*What is asked:*
Show all lines holding "συστατικὰ".

*Given data:*
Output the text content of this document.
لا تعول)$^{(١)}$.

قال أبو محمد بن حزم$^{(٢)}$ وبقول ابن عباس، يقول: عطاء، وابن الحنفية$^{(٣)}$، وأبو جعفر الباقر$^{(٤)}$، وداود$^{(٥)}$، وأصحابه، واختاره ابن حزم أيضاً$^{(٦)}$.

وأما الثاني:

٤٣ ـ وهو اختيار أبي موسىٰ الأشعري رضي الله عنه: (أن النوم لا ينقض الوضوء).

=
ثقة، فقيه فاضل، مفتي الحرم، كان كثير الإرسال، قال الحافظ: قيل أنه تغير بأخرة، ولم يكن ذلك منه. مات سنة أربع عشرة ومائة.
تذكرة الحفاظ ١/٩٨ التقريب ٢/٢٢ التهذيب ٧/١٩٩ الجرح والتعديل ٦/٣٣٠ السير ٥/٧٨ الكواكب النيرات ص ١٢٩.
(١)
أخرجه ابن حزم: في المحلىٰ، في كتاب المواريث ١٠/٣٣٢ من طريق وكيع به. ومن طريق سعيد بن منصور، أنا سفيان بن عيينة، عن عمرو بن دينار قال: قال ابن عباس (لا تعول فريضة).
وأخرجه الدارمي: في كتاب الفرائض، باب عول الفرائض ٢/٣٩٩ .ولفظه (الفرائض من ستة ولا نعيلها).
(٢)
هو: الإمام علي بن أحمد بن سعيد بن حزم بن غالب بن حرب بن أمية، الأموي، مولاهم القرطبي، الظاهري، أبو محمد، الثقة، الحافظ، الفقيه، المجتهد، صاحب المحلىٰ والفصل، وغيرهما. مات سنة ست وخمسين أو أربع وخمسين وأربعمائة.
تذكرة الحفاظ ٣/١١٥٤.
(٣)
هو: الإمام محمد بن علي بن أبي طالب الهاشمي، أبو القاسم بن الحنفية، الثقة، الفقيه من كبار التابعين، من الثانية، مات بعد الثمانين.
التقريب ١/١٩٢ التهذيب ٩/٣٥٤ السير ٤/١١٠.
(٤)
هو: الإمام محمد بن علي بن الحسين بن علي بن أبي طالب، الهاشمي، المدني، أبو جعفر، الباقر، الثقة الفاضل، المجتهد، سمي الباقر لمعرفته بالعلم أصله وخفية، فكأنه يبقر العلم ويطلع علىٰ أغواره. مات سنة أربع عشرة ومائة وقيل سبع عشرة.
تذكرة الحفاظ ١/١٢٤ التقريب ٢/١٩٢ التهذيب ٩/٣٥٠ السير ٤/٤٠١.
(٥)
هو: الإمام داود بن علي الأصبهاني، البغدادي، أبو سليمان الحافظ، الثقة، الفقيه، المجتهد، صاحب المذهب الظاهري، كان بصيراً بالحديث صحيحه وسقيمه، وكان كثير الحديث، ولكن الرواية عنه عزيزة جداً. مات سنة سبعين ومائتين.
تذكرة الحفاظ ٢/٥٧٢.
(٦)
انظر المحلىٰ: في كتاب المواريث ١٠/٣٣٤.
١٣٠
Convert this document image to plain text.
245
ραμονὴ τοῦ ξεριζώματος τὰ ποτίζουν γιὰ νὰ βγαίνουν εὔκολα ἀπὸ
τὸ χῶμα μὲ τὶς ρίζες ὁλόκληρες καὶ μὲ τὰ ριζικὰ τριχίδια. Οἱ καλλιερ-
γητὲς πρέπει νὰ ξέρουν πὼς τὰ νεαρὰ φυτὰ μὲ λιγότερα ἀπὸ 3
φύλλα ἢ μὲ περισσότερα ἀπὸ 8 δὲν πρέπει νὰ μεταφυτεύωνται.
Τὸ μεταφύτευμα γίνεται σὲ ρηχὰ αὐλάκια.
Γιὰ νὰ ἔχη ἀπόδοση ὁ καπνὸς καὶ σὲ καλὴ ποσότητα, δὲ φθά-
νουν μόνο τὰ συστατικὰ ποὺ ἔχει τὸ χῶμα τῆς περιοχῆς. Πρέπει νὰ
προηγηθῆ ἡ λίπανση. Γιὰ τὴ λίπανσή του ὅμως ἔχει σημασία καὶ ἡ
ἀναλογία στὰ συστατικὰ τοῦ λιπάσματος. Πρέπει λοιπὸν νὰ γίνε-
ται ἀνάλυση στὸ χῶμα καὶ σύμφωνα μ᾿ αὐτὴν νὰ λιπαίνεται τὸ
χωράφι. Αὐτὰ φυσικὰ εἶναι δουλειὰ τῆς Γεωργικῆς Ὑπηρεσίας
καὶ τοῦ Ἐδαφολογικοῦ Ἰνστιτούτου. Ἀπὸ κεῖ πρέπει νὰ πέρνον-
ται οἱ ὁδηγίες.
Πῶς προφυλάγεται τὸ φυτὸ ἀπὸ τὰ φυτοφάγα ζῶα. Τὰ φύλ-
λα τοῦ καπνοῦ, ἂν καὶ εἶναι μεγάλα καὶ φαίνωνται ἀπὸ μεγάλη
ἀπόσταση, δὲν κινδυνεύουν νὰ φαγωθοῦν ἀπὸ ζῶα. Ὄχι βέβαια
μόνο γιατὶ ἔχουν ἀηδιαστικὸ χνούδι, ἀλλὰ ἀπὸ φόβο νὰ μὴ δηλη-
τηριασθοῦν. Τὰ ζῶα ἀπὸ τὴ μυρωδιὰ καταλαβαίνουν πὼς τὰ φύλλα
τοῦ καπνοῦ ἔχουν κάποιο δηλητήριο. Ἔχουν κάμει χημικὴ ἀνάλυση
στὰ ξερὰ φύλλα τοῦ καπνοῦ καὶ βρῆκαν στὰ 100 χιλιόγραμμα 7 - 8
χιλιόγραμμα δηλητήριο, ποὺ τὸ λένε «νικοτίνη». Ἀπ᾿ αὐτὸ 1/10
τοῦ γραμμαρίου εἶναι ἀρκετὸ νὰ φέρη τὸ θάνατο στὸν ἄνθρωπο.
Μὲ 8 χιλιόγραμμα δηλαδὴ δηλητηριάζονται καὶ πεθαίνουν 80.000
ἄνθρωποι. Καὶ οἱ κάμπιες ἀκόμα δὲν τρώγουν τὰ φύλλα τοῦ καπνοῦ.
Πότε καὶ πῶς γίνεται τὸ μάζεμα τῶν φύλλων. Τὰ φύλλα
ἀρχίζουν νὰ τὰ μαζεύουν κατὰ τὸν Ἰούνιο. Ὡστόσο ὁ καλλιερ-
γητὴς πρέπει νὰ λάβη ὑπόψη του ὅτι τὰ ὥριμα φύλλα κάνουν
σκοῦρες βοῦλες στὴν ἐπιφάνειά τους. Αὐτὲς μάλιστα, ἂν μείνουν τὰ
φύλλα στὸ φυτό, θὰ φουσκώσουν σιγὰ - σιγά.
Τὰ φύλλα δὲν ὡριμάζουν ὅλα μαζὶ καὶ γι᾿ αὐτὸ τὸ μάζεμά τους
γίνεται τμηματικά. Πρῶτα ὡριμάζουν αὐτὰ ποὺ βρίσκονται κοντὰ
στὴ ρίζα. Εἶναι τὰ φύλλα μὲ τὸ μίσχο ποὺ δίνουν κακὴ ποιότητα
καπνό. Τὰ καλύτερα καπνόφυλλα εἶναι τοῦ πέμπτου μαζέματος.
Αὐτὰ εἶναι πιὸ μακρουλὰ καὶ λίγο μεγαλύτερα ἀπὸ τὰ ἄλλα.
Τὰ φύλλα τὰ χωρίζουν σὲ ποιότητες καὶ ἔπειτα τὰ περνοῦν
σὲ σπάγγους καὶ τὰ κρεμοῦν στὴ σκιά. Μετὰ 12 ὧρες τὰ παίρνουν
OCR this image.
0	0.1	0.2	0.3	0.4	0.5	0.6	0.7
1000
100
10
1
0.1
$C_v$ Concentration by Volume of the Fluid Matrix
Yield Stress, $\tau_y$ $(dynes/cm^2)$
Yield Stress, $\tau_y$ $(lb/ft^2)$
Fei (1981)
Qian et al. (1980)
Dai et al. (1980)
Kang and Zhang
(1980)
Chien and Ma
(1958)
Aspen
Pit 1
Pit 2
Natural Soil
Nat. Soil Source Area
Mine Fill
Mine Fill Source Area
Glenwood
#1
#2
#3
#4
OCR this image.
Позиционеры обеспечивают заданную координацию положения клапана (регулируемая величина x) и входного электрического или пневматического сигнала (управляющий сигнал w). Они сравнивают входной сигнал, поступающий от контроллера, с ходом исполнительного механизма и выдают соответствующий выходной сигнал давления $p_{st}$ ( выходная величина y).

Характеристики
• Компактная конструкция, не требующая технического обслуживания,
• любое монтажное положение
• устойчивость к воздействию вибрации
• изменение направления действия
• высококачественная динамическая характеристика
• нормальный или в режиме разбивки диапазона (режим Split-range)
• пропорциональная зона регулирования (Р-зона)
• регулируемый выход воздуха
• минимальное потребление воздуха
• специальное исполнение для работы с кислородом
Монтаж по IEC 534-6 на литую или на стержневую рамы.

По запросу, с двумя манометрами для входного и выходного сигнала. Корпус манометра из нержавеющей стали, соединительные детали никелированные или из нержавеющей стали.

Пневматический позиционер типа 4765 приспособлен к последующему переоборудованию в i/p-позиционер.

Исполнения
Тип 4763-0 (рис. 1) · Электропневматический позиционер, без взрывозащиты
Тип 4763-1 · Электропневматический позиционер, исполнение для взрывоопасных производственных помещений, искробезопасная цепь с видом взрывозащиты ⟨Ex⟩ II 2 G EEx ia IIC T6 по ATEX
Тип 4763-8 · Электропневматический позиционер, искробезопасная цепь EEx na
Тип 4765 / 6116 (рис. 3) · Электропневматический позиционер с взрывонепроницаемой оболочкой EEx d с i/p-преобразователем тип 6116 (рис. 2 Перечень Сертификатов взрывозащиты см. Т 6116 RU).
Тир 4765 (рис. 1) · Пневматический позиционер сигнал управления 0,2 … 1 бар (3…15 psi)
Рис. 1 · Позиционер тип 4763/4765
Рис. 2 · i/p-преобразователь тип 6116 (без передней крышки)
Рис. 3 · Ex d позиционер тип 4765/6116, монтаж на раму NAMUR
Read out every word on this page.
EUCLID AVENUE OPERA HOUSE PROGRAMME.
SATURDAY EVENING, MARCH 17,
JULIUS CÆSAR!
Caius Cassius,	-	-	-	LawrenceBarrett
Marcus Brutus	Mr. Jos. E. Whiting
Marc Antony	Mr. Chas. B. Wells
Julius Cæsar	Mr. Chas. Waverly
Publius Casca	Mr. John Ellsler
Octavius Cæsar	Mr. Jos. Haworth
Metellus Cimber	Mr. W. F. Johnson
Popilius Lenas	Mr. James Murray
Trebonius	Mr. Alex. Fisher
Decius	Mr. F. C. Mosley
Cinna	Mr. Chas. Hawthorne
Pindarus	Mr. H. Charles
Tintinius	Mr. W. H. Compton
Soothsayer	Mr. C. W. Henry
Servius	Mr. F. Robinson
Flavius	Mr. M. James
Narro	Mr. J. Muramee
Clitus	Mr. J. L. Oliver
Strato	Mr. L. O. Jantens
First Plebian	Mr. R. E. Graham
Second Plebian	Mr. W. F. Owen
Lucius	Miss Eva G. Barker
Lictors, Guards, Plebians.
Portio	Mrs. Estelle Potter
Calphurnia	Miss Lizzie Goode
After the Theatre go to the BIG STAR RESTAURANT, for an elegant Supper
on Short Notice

*Exercise answer:*
νουν μόνο τὰ συστατικὰ ποὺ ἔχει τὸ χῶμα τῆς περιοχῆς. Πρέπει νὰ
ἀναλογία στὰ συστατικὰ τοῦ λιπάσματος. Πρέπει λοιπὸν νὰ γίνε-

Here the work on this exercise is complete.